■ **Exercise**:
What follows is a listing; give it again exactly, in its entirety.

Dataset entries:
* * *
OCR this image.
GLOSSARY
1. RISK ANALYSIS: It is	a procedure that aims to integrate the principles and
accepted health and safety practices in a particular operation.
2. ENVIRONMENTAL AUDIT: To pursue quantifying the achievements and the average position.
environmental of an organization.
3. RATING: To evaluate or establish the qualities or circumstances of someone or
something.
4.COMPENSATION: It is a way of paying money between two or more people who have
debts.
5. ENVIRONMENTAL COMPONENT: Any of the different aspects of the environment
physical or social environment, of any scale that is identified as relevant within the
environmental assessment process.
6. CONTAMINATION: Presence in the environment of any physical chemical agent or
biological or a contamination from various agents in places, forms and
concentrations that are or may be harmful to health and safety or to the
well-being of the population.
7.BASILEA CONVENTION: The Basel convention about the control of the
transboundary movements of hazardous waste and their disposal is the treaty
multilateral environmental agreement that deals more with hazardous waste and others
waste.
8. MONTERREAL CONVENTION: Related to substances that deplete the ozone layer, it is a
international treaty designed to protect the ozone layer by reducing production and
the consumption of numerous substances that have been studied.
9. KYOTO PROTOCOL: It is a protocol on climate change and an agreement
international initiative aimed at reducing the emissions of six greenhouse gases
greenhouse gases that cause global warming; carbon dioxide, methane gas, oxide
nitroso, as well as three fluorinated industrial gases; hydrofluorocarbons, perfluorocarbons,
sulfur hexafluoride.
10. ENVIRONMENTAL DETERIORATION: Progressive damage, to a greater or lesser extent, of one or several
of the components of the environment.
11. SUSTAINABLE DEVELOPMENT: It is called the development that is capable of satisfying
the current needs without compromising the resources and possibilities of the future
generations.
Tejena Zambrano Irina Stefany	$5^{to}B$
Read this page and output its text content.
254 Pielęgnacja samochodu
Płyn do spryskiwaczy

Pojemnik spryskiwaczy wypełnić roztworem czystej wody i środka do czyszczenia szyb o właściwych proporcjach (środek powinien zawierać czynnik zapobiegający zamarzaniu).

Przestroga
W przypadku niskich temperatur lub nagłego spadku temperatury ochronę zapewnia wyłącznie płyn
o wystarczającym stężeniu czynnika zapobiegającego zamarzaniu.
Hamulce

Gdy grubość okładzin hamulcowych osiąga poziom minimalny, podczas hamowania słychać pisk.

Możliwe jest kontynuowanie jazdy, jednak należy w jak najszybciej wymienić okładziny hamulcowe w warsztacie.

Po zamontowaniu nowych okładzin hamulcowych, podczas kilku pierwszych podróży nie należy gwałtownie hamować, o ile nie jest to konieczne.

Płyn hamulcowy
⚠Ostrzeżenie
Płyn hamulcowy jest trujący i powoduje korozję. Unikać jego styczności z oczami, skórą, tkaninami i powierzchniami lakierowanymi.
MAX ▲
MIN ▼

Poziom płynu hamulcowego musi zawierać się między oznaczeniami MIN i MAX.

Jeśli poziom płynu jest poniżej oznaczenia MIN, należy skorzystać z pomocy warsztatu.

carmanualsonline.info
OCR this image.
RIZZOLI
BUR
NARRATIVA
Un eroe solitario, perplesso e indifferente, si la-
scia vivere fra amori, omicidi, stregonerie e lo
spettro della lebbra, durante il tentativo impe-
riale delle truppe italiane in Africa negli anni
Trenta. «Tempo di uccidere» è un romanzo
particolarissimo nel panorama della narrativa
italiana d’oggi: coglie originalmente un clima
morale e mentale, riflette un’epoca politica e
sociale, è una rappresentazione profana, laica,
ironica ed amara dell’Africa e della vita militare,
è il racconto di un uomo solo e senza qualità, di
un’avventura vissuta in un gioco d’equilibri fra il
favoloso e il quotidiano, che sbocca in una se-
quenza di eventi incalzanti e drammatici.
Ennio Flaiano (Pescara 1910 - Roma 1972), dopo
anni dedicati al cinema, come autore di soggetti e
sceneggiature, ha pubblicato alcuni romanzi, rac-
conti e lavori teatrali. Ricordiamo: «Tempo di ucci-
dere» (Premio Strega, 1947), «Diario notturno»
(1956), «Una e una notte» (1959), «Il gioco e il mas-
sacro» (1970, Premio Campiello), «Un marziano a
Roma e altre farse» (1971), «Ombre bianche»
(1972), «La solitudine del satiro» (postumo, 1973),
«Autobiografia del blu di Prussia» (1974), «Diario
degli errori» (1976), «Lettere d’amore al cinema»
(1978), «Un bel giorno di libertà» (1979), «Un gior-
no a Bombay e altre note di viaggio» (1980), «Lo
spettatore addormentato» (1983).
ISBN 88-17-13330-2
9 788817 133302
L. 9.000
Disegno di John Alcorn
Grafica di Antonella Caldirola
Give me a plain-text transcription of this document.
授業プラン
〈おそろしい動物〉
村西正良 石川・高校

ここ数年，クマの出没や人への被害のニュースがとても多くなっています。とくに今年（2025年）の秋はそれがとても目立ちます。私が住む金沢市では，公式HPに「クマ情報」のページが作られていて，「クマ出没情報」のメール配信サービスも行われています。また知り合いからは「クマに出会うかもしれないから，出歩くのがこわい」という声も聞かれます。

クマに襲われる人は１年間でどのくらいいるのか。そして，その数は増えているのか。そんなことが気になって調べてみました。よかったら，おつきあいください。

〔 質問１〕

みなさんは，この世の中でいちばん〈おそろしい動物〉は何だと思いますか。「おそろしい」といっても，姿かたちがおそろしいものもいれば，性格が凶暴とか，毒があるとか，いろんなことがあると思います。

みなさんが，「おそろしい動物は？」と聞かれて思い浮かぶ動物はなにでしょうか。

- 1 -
* * *
■ **Output**:
OCR this image.
GLOSSARY
1. RISK ANALYSIS: It is	a procedure that aims to integrate the principles and
accepted health and safety practices in a particular operation.
2. ENVIRONMENTAL AUDIT: To pursue quantifying the achievements and the average position.
environmental of an organization.
3. RATING: To evaluate or establish the qualities or circumstances of someone or
something.
4.COMPENSATION: It is a way of paying money between two or more people who have
debts.
5. ENVIRONMENTAL COMPONENT: Any of the different aspects of the environment
physical or social environment, of any scale that is identified as relevant within the
environmental assessment process.
6. CONTAMINATION: Presence in the environment of any physical chemical agent or
biological or a contamination from various agents in places, forms and
concentrations that are or may be harmful to health and safety or to the
well-being of the population.
7.BASILEA CONVENTION: The Basel convention about the control of the
transboundary movements of hazardous waste and their disposal is the treaty
multilateral environmental agreement that deals more with hazardous waste and others
waste.
8. MONTERREAL CONVENTION: Related to substances that deplete the ozone layer, it is a
international treaty designed to protect the ozone layer by reducing production and
the consumption of numerous substances that have been studied.
9. KYOTO PROTOCOL: It is a protocol on climate change and an agreement
international initiative aimed at reducing the emissions of six greenhouse gases
greenhouse gases that cause global warming; carbon dioxide, methane gas, oxide
nitroso, as well as three fluorinated industrial gases; hydrofluorocarbons, perfluorocarbons,
sulfur hexafluoride.
10. ENVIRONMENTAL DETERIORATION: Progressive damage, to a greater or lesser extent, of one or several
of the components of the environment.
11. SUSTAINABLE DEVELOPMENT: It is called the development that is capable of satisfying
the current needs without compromising the resources and possibilities of the future
generations.
Tejena Zambrano Irina Stefany	$5^{to}B$
Read this page and output its text content.
254 Pielęgnacja samochodu
Płyn do spryskiwaczy

Pojemnik spryskiwaczy wypełnić roztworem czystej wody i środka do czyszczenia szyb o właściwych proporcjach (środek powinien zawierać czynnik zapobiegający zamarzaniu).

Przestroga
W przypadku niskich temperatur lub nagłego spadku temperatury ochronę zapewnia wyłącznie płyn
o wystarczającym stężeniu czynnika zapobiegającego zamarzaniu.
Hamulce

Gdy grubość okładzin hamulcowych osiąga poziom minimalny, podczas hamowania słychać pisk.

Możliwe jest kontynuowanie jazdy, jednak należy w jak najszybciej wymienić okładziny hamulcowe w warsztacie.

Po zamontowaniu nowych okładzin hamulcowych, podczas kilku pierwszych podróży nie należy gwałtownie hamować, o ile nie jest to konieczne.

Płyn hamulcowy
⚠Ostrzeżenie
Płyn hamulcowy jest trujący i powoduje korozję. Unikać jego styczności z oczami, skórą, tkaninami i powierzchniami lakierowanymi.
MAX ▲
MIN ▼

Poziom płynu hamulcowego musi zawierać się między oznaczeniami MIN i MAX.

Jeśli poziom płynu jest poniżej oznaczenia MIN, należy skorzystać z pomocy warsztatu.

carmanualsonline.info
OCR this image.
RIZZOLI
BUR
NARRATIVA
Un eroe solitario, perplesso e indifferente, si la-
scia vivere fra amori, omicidi, stregonerie e lo
spettro della lebbra, durante il tentativo impe-
riale delle truppe italiane in Africa negli anni
Trenta. «Tempo di uccidere» è un romanzo
particolarissimo nel panorama della narrativa
italiana d’oggi: coglie originalmente un clima
morale e mentale, riflette un’epoca politica e
sociale, è una rappresentazione profana, laica,
ironica ed amara dell’Africa e della vita militare,
è il racconto di un uomo solo e senza qualità, di
un’avventura vissuta in un gioco d’equilibri fra il
favoloso e il quotidiano, che sbocca in una se-
quenza di eventi incalzanti e drammatici.
Ennio Flaiano (Pescara 1910 - Roma 1972), dopo
anni dedicati al cinema, come autore di soggetti e
sceneggiature, ha pubblicato alcuni romanzi, rac-
conti e lavori teatrali. Ricordiamo: «Tempo di ucci-
dere» (Premio Strega, 1947), «Diario notturno»
(1956), «Una e una notte» (1959), «Il gioco e il mas-
sacro» (1970, Premio Campiello), «Un marziano a
Roma e altre farse» (1971), «Ombre bianche»
(1972), «La solitudine del satiro» (postumo, 1973),
«Autobiografia del blu di Prussia» (1974), «Diario
degli errori» (1976), «Lettere d’amore al cinema»
(1978), «Un bel giorno di libertà» (1979), «Un gior-
no a Bombay e altre note di viaggio» (1980), «Lo
spettatore addormentato» (1983).
ISBN 88-17-13330-2
9 788817 133302
L. 9.000
Disegno di John Alcorn
Grafica di Antonella Caldirola
Give me a plain-text transcription of this document.
授業プラン
〈おそろしい動物〉
村西正良 石川・高校

ここ数年，クマの出没や人への被害のニュースがとても多くなっています。とくに今年（2025年）の秋はそれがとても目立ちます。私が住む金沢市では，公式HPに「クマ情報」のページが作られていて，「クマ出没情報」のメール配信サービスも行われています。また知り合いからは「クマに出会うかもしれないから，出歩くのがこわい」という声も聞かれます。

クマに襲われる人は１年間でどのくらいいるのか。そして，その数は増えているのか。そんなことが気になって調べてみました。よかったら，おつきあいください。

〔 質問１〕

みなさんは，この世の中でいちばん〈おそろしい動物〉は何だと思いますか。「おそろしい」といっても，姿かたちがおそろしいものもいれば，性格が凶暴とか，毒があるとか，いろんなことがあると思います。

みなさんが，「おそろしい動物は？」と聞かれて思い浮かぶ動物はなにでしょうか。

- 1 -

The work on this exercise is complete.